Extract provided

[start]

The Saudi Royal Family: The Neverending Jihad

Please note: The content of this column is based on extensive research. Any opinions implied or stated are entirely those of the Jester. They do not express those of the owner or sponsors of this site or of its contributors. 

      This past September 11 was the seventh anniversary of the attacks on the World Trade Center in New York City, and the Pentagon in Washington D.C. How did the 19 Islamic fundamentalists who carried out these suicide missions move so far away from the original principle of Islam-negotiate.? And because most of them were Saudis, and as the Saudi royal family is the religious and political authority over all, what was their connection?  How did the original Islamic precepts of tolerance and inclusion become so perverted? It’s a sad and very complicated story nearly three centuries in the making. 

      By the time of Mohammed Ibn Abd-al-Wahhabi’s birth in 1703 the world’s main religions were in periods of major upheaval. Protestant fundamentalists threatened the Christian unity, while the Ottoman Empire was threatened by Arab interests. Wahhab was born in a remote village in central Arabia called Najd. A place of climactic extremes its only claim was as a Bedouin grazing spot for 500 years. When he grew up he began traveling throughout Syria, India, Iran, and finally to Baghdad with the goal of becoming a merchant. Along the way he came under the influence of some English entrepreneurs looking to get control of the Arabian Peninsula’s coastal ports. As he roamed he came to the conclusion that Islam was dying, the End of Days was nigh, and that only those who returned to his vision of Islam, as he claimed it was when the Prophet lived, would be saved. This meant rebellion against the failing Ottoman caliphate which was then in charge. They were having major problems themselves, having lost to the Christian European forces in 1683. Unfortunately Wahhabi’s ‘vision’ of those times was completely opposite to the Prophet’s reality. 

      All Muslims are required to observe the Five Pillars of Islam:  profession of faith in “There is no god but god; Muhammed is the messenger of God”; praying five times each day in the direction of Mecca (Makkah); the giving of alms (zakat), particularly to the needy; fasting during Ramadan, the ninth month of the Muslim calendar; and performing a pilgrimage to Mecca (Hajj) once during their lifetime, if able.

[end]

Collected material
[start]

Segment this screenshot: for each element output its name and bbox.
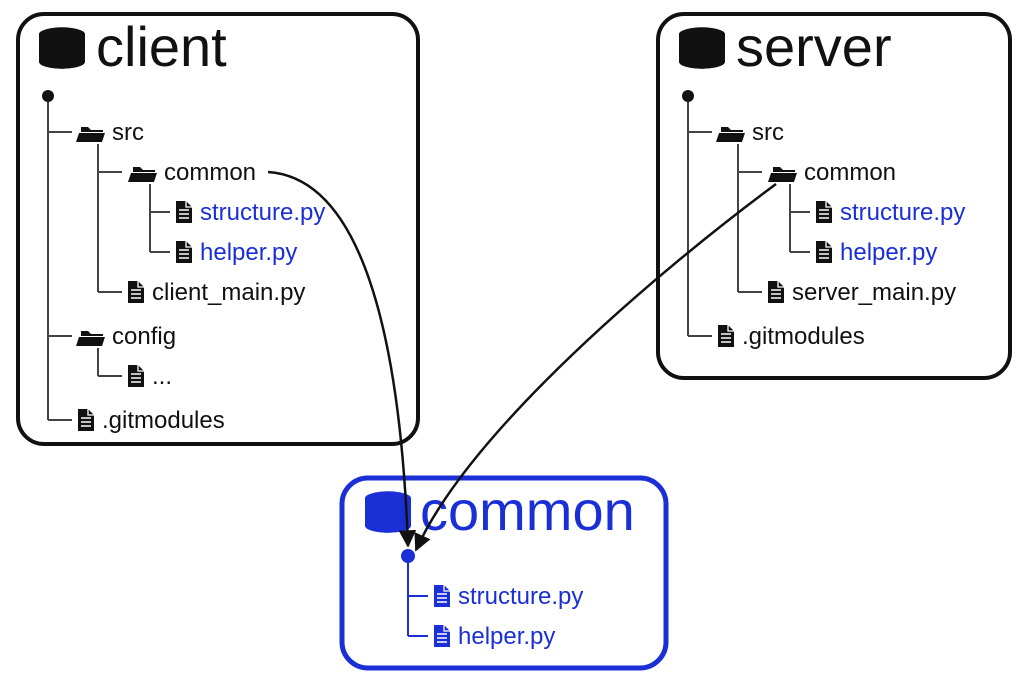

[end]

Objectives
(1) Write out the passage from the column on the Saudi royal family word for word, beginning at the words "Please note: The" and stopping after the words "in the making.".
(2) According to the column on the Saudi royal family, in what year was Mohammed Ibn Abd-al-Wahhabi born?
(3) Carry on the column about the Saudi royal family and Wahhabism from the point where it stops.

Answers per task
(1)
Please note: The content of this column is based on extensive research. Any opinions implied or stated are entirely those of the Jester. They do not express those of the owner or sponsors of this site or of its contributors. 

      This past September 11 was the seventh anniversary of the attacks on the World Trade Center in New York City, and the Pentagon in Washington D.C. How did the 19 Islamic fundamentalists who carried out these suicide missions move so far away from the original principle of Islam-negotiate.? And because most of them were Saudis, and as the Saudi royal family is the religious and political authority over all, what was their connection?  How did the original Islamic precepts of tolerance and inclusion become so perverted? It’s a sad and very complicated story nearly three centuries in the making.

(2) 1703

(3)
      Wahhabi’s three ‘pillars’ were:  practice Islam my way or else; no dead would be honoured; and all prayers must go directly to God-no Messengers (like the Prophet). Intercession by priest was considered idolatry.  His God now had human form, which was heresy.  The Sect demanded that all prayer times must be strictly adhered to, that special physical positions must be held throughout and that all Muslims must profess their faith- until then if you were born Muslim there was no question of ever having had to publicly declare it! 

      Wahhab saw himself as equal to, and then superior to, the Prophet. He declared that the Prophet could no longer be celebrated, that his name on any building was to be removed, and that the Prophet’s dictates of mercy and compassion were to be forgotten. Anyone who did not follow his rules was to be considered an idolater; not only were they to be killed, but their female relatives violated and their possessions confiscated. Books were burned. Muslim saints’ graves were dug up and their remains scattered. Women were stoned to death for ‘fornication’. Music and dance were forbidden.  

      In 1744, with half of Najd on his side and the other half angrily against him, Wahhab fled to the village of Dariyah, then under the thumb of a local thug and his gang, one Muhammed ibn Sa’ud, head of the Al Sa’ud family. 

      Before Wahhab arrived not much is known about the Sa’ud family. The British had their Empire eyes on the coastal regions of the Arabian Peninsula, like Aden and Kuwait. They had little interest in the interior, and the enterprising Sa’uds made sure to keep in their good graces while making raids on the Turks as often as possible. Not exactly known for their piety the Sa’uds began a loose type of power-sharing governmental system in 1747 where they would take care of all political matters and the Wahhabi all religious. As their family members intermarried they guaranteed that their descendants kept the power. To their minds their line now superseded the Prophet’s, who had named no successor nor started any dynasty of his own.  

      Their main goal-world domination! Wahhab saw himself as the sole religious authority in the Islamic world, and Sa’ud used this to maintain his own political authority. Totalitarianism became the family business. In 1801, their army razed the Holy City of Korbala in Iraq, slaughtering thousands. In 1802, they took Mecca. The word Jihad means struggle to promote the faith. To these two it meant murder any Muslim who refused to bow to them. Cemeteries and tombs were particular targets. Schools, books and mosques were looted and destroyed. Their motto seemed to be “if in doubt, wipe it out.” When they conquered Medina they stole the Prophet’s Treasure, a vast fortune that had been accumulating for over 1000 years. The hajj was now forbidden.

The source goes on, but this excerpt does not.